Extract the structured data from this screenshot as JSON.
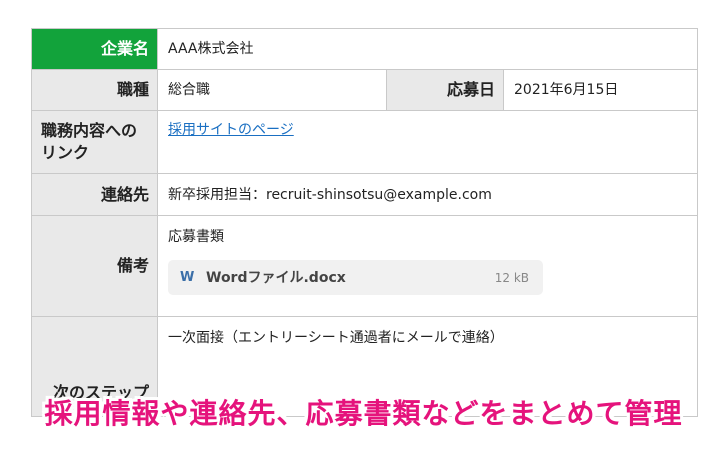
{
  "rows": {
    "company": {
      "label": "企業名",
      "value": "AAA株式会社"
    },
    "position": {
      "label": "職種",
      "value": "総合職"
    },
    "applied_date": {
      "label": "応募日",
      "value": "2021年6月15日"
    },
    "job_link": {
      "label": "職務内容へのリンク",
      "value": "採用サイトのページ"
    },
    "contact": {
      "label": "連絡先",
      "value": "新卒採用担当：recruit-shinsotsu@example.com"
    },
    "notes": {
      "label": "備考",
      "value": "応募書類",
      "attachment": {
        "icon": "W",
        "name": "Wordファイル.docx",
        "size": "12 kB"
      }
    },
    "next_step": {
      "label": "次のステップ",
      "value": "一次面接（エントリーシート通過者にメールで連絡）"
    }
  },
  "caption": "採用情報や連絡先、応募書類などをまとめて管理",
  "colors": {
    "header_green": "#12a33b",
    "label_gray": "#e9e9e9",
    "link_blue": "#1a6fc2",
    "caption_pink": "#e5137c"
  }
}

============================================================

== Stated task ==
Leave out the pictures and copy every record above exactly.

== Answer for this exercise ==
Extract the structured data from this screenshot as JSON.
{
  "rows": {
    "company": {
      "label": "企業名",
      "value": "AAA株式会社"
    },
    "position": {
      "label": "職種",
      "value": "総合職"
    },
    "applied_date": {
      "label": "応募日",
      "value": "2021年6月15日"
    },
    "job_link": {
      "label": "職務内容へのリンク",
      "value": "採用サイトのページ"
    },
    "contact": {
      "label": "連絡先",
      "value": "新卒採用担当：recruit-shinsotsu@example.com"
    },
    "notes": {
      "label": "備考",
      "value": "応募書類",
      "attachment": {
        "icon": "W",
        "name": "Wordファイル.docx",
        "size": "12 kB"
      }
    },
    "next_step": {
      "label": "次のステップ",
      "value": "一次面接（エントリーシート通過者にメールで連絡）"
    }
  },
  "caption": "採用情報や連絡先、応募書類などをまとめて管理",
  "colors": {
    "header_green": "#12a33b",
    "label_gray": "#e9e9e9",
    "link_blue": "#1a6fc2",
    "caption_pink": "#e5137c"
  }
}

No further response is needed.